** START OF SUPPLIED INFORMATION **

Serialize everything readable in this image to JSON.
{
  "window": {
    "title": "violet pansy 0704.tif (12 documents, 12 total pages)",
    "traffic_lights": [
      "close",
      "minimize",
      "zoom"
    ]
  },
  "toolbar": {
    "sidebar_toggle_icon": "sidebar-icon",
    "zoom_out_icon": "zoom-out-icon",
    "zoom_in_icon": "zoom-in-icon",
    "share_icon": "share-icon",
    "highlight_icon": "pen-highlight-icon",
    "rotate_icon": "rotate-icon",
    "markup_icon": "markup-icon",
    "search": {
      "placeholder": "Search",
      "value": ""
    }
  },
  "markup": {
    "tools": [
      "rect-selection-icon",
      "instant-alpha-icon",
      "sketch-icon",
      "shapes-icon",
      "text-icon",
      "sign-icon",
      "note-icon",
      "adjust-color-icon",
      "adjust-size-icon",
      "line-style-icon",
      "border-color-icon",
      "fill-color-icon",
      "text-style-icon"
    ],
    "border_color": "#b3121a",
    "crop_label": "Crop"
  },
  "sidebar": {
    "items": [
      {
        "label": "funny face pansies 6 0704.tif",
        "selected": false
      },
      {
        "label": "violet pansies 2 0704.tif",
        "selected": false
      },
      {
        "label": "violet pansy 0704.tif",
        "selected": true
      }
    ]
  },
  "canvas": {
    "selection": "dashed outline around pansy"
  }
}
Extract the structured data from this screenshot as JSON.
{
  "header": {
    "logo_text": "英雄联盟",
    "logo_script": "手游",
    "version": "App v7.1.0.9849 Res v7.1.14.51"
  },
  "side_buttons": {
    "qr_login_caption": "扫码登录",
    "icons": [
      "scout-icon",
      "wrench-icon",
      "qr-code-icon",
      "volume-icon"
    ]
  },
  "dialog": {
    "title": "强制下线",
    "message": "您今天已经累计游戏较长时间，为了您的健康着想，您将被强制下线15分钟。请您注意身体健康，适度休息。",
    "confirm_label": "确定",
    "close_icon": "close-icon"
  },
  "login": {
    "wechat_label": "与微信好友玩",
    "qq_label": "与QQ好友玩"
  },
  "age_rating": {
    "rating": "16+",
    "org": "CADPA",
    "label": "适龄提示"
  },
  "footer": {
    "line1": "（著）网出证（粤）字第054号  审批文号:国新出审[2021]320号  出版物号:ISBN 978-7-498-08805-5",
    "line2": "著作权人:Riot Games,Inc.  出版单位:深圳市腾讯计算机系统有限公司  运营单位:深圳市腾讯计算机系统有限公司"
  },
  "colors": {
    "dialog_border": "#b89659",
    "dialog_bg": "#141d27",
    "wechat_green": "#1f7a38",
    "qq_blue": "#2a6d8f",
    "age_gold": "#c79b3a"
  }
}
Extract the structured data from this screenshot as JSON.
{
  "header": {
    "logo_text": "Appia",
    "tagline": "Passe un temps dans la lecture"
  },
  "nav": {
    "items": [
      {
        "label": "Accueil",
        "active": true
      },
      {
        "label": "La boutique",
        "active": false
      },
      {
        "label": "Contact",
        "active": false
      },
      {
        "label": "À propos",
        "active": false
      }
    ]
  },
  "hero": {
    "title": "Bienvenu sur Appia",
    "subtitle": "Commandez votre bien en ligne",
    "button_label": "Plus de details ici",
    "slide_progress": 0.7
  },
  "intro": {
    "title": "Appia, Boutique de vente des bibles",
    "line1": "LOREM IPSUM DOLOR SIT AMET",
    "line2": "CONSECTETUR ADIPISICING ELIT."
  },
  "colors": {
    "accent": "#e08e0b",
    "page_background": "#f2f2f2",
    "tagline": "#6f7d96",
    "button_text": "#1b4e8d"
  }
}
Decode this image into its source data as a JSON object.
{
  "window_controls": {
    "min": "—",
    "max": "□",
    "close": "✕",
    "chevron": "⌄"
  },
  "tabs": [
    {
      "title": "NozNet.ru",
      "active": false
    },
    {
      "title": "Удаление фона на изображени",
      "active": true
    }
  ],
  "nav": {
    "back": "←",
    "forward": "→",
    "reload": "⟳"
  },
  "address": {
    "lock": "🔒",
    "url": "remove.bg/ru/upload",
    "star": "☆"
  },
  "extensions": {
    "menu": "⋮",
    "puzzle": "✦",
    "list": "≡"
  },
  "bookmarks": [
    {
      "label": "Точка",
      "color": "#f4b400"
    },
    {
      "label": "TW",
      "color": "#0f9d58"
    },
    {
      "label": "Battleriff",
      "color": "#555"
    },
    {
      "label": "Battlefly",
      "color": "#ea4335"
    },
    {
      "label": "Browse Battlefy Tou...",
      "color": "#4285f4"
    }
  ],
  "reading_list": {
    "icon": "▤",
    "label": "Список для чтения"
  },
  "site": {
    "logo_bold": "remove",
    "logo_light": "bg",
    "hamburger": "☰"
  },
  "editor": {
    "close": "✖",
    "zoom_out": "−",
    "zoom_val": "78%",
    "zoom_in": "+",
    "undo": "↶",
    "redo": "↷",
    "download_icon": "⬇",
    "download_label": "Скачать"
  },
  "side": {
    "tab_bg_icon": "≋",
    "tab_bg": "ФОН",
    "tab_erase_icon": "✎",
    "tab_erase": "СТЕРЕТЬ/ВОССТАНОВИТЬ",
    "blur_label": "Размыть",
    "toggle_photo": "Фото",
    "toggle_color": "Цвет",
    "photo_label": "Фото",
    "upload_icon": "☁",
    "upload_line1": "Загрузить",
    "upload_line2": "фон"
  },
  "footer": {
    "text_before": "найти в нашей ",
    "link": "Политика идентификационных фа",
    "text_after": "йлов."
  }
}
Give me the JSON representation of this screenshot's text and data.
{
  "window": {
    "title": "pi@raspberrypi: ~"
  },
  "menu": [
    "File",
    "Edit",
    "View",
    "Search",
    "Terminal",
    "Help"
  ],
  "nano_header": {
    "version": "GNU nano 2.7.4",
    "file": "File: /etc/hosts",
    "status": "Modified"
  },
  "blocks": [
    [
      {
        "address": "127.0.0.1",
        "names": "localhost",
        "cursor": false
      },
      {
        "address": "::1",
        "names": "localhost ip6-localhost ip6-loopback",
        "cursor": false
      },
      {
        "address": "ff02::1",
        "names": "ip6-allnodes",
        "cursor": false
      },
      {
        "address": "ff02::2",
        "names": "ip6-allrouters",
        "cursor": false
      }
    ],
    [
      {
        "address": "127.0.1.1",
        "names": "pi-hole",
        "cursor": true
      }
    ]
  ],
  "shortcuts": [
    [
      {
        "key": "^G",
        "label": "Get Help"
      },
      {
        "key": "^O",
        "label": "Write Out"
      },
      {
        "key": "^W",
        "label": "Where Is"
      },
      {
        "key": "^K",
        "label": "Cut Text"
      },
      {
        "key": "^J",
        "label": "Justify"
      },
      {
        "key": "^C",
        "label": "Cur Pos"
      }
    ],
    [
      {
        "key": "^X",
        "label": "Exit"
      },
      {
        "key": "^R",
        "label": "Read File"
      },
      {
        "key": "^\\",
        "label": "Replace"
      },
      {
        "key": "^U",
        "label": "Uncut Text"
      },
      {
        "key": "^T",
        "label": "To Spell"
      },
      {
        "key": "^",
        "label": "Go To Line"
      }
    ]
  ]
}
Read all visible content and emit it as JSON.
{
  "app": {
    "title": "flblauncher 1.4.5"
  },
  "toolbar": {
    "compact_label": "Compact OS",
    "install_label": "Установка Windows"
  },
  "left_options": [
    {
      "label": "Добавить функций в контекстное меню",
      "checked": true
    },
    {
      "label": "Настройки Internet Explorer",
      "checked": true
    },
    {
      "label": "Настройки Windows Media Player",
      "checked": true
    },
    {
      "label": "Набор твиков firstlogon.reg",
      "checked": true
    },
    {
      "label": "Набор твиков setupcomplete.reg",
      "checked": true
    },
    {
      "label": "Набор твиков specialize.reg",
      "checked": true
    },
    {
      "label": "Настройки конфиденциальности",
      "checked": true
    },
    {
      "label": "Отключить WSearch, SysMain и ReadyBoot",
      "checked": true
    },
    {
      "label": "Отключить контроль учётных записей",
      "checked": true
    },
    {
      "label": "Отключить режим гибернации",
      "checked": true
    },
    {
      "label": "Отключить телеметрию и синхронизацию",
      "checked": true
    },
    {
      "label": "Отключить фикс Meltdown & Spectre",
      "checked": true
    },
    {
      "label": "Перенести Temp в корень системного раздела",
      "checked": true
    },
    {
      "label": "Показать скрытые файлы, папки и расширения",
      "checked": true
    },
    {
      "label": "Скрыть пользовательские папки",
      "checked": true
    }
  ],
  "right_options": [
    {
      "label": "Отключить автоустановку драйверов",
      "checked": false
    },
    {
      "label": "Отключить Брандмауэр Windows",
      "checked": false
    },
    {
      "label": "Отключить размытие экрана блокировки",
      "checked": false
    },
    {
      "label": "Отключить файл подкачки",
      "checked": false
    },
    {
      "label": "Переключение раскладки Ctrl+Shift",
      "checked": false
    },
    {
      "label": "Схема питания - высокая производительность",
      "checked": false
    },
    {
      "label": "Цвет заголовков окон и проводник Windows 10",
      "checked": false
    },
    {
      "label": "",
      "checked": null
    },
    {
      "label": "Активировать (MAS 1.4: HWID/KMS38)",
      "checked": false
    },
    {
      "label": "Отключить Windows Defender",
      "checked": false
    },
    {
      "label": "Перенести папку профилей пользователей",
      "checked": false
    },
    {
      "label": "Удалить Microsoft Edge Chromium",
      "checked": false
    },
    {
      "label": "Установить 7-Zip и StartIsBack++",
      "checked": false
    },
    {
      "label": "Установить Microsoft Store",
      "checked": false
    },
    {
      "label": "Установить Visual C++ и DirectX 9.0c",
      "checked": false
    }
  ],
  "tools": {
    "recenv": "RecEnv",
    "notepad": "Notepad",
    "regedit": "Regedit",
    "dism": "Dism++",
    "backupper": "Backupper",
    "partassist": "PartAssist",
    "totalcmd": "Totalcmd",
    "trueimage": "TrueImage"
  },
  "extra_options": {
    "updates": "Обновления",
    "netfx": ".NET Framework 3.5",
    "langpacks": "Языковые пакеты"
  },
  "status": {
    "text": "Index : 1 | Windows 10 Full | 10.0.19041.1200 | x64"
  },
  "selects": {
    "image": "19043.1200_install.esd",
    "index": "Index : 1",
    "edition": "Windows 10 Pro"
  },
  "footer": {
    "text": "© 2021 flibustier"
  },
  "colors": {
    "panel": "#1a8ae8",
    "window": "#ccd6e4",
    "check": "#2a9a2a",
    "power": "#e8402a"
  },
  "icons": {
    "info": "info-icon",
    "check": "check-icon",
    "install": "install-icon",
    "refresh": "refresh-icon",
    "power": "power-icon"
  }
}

** END OF SUPPLIED INFORMATION **

PROBLEM DETAILS: Lines holding the word "Набор" in the entries above are the ones to pull out. Copy them all.

WRITTEN SOLUTION:
      "label": "Набор твиков firstlogon.reg",
      "label": "Набор твиков setupcomplete.reg",
      "label": "Набор твиков specialize.reg",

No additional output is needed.